• [SOURCE TEXT]:
▽

So decades passed—decades in the middle of my life and the latter part of hers– and all the change and transition that entails, life happening.  I find I don’t actually have words to color in those decades– but she does.  We were both letter writers.  And we were both keepers– of a very particular sort—kitchenware, love, words.  I fortunately have lifelong practice at deciphering her handwriting; and I know the engineers in the family will endorse my using the right tools for the job.  I waited over a month after she died to read my trove of letters and cards from her.  Since then my head has been a swirl of Sally’s voice–funny, questioning, ALIVE.

I started my career, and she shared her wisdom about my work:

Dearie,

That’s called burn-out and it’s a perfectly honorable estate. And I do think that a lawyer who carries her toothbrush in her purse is the perfect advocate for children’s oral health!

 and she shared some thoughts about her own work:

Dearest James,

Happy happy birthday wherever you are—and I hope it’s someplace cool and quiet.  The small amount of complacency I feel about not helping to destroy the ozone layer would disappear at once if I could get my hands on an air conditioner.  Alas there are none to be had and being a friend of the earth isn’t really cool.  And why did I choose a career of cooking??  Bill, who is presently climbing a mountain in Maine, thinks I should advertise as Sara B. Booth, PC (personal chef)– Software for your Palate.    Do you think that’s better than Mom’s Mediocre Meals (his previous suggestion)?

At some point I shared my weird theory about our identities being affected by our literary heroes (mine at the time Horton the Elephant and Jane Eyre) – and she wrote:

I really like your psycho-literary identity formation idea.  Perhaps I was Piglet, became Kanga cum Mrs. Tiggywinkle, but I do know I spent a great deal of my childhood as a princess in the original lobby of the Fisher Building.

I had my babies—and we know she was brilliant at that:

Dear James,

I think being a parent is the most courageous thing anyone ever does, but children– people—are in the end truly themselves and if we’ve done the job properly they go off and leave us—which is where the need for some of the courage comes in.  However not so much leaving with daughters I understand—and am just beginning to find out.  Bless you bless you. All my love,  S.

As I’d grown up, and developed an adult-to-adult relationship with her, I was stunned to realize that for reasons that must have had to do with her generation, her culture, or her particular family legacy— she was sometimes not comfortable with how extraordinary she was.  So even while I doubted my self, I never doubted the truth about her—her amazingness was clear, solid, evident.  It was profound to be one of the people she could hear that from:

Dearest Jamey,

After reading many times your dear card I’m putting it in the Jamey-box of correspondence which I refer to whenever I need to remind myself that all the wise and loving things you say to me might very well be true because you are a very wise woman even when I don’t feel I deserve them.

She was invariably elegant, engaged, informed.  And also so much fun!  She and Fred visited us in Connecticut on their way to an elder hostel trip, when Fred’s orientation and memory were beginning to fail.  We tacked on a side trip to my father-in-law’s cabin in Vermont. On the way we found the most beautiful crystalline silver river by the side of the road, and didn’t have our bathing suits.  So Sally, my children and I all stripped down to our underwear for a swim, with Fred smiling quietly at it all nearby.

△

• [RECORDS FOR PROCESSING]:
▽

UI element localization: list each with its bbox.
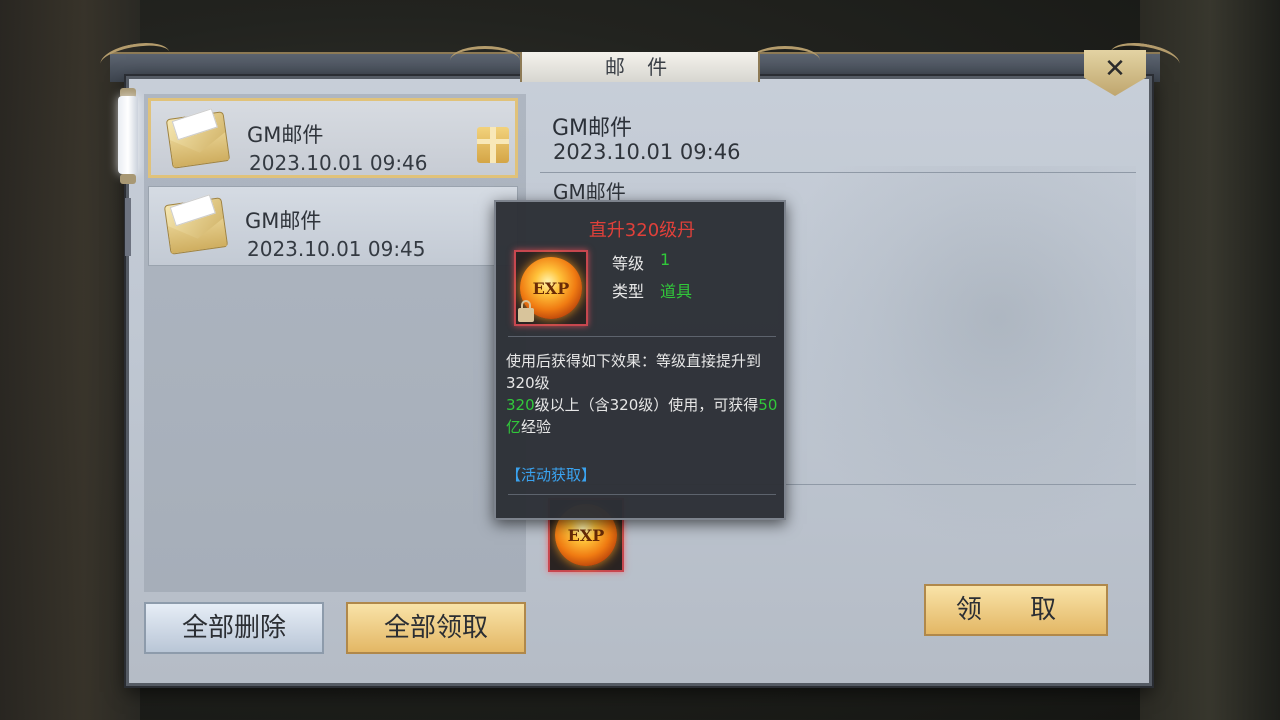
detail-time: 2023.10.01 09:46 [553, 140, 741, 164]
envelope-icon [163, 197, 229, 255]
divider [508, 494, 776, 495]
desc-value-green: 320 [506, 396, 535, 414]
item-description-1: 使用后获得如下效果：等级直接提升到320级 [506, 352, 762, 392]
level-label: 等级 [612, 254, 645, 273]
lock-icon [518, 300, 534, 322]
item-name: 直升320级丹 [588, 220, 696, 241]
background-right [1140, 0, 1280, 720]
mail-time: 2023.10.01 09:46 [249, 151, 428, 175]
item-icon-slot: EXP [514, 250, 588, 326]
frame-ornament [750, 46, 820, 75]
window-title: 邮 件 [520, 52, 760, 82]
mail-time: 2023.10.01 09:45 [247, 237, 426, 261]
scroll-ornament-icon [116, 88, 140, 258]
type-value: 道具 [660, 282, 693, 301]
divider [540, 172, 1136, 173]
frame-ornament [450, 46, 520, 75]
item-tooltip: 直升320级丹 EXP 等级 1 类型 道具 使用后获得如下效果：等级直接提升到… [494, 200, 786, 520]
mail-list-item[interactable]: GM邮件 2023.10.01 09:46 [148, 98, 518, 178]
desc-text: 经验 [521, 418, 552, 436]
desc-text: 级以上（含320级）使用，可获得 [534, 396, 759, 414]
claim-button[interactable]: 领 取 [924, 584, 1108, 636]
gift-icon [477, 127, 509, 163]
source-link[interactable]: 【活动获取】 [506, 464, 596, 485]
claim-all-button[interactable]: 全部领取 [346, 602, 526, 654]
close-icon: ✕ [1104, 54, 1126, 84]
pagoda-background [770, 166, 1136, 546]
item-description-2: 320级以上（含320级）使用，可获得50亿经验 [506, 394, 778, 438]
mail-list-item[interactable]: GM邮件 2023.10.01 09:45 [148, 186, 518, 266]
detail-sender: GM邮件 [552, 116, 633, 141]
mail-list[interactable]: GM邮件 2023.10.01 09:46 GM邮件 2023.10.01 09… [144, 94, 526, 592]
delete-all-button[interactable]: 全部删除 [144, 602, 324, 654]
mail-title: GM邮件 [245, 209, 322, 233]
mail-title: GM邮件 [247, 123, 324, 147]
level-value: 1 [660, 250, 671, 269]
envelope-icon [165, 111, 231, 169]
type-label: 类型 [612, 282, 645, 301]
divider [508, 336, 776, 337]
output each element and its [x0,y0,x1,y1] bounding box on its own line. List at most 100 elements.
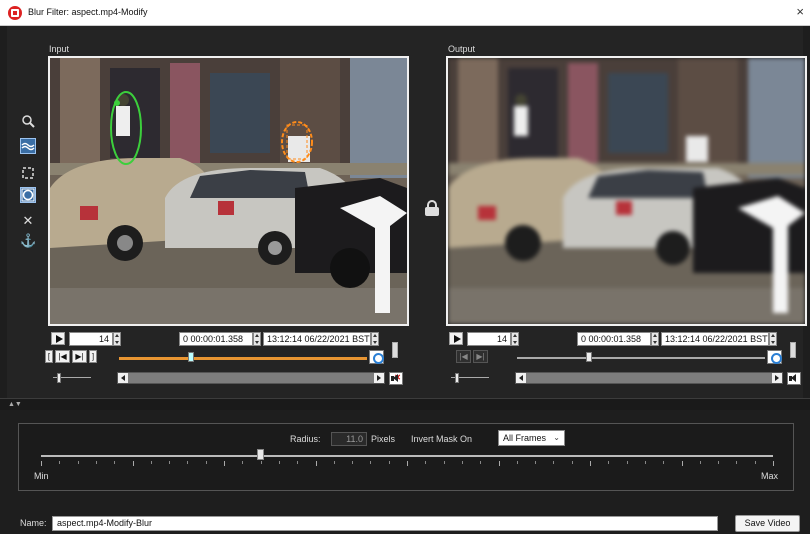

△

• [TO DO]:
a) From the passage about Sally's letters, quote the text that begins with the words "I really like" and ends after "the Fisher Building.".
b) In the entries, rewrite the lines starting at the one containing "detail-time: 2023.10.01 09:46" and ending after the one containing "window-title: 邮 件 [520, 52, 760, 82]". Substitute "separator" for "divider", keep everything else the same, and give only those lines.

• [SOLUTIONS BELOW]:
a)
I really like your psycho-literary identity formation idea.  Perhaps I was Piglet, became Kanga cum Mrs. Tiggywinkle, but I do know I spent a great deal of my childhood as a princess in the original lobby of the Fisher Building.

b)
detail-time: 2023.10.01 09:46 [553, 140, 741, 164]
envelope-icon [163, 197, 229, 255]
separator [508, 494, 776, 495]
desc-value-green: 320 [506, 396, 535, 414]
item-description-1: 使用后获得如下效果：等级直接提升到320级 [506, 352, 762, 392]
level-label: 等级 [612, 254, 645, 273]
lock-icon [518, 300, 534, 322]
item-name: 直升320级丹 [588, 220, 696, 241]
background-right [1140, 0, 1280, 720]
mail-time: 2023.10.01 09:46 [249, 151, 428, 175]
item-icon-slot: EXP [514, 250, 588, 326]
frame-ornament [750, 46, 820, 75]
window-title: 邮 件 [520, 52, 760, 82]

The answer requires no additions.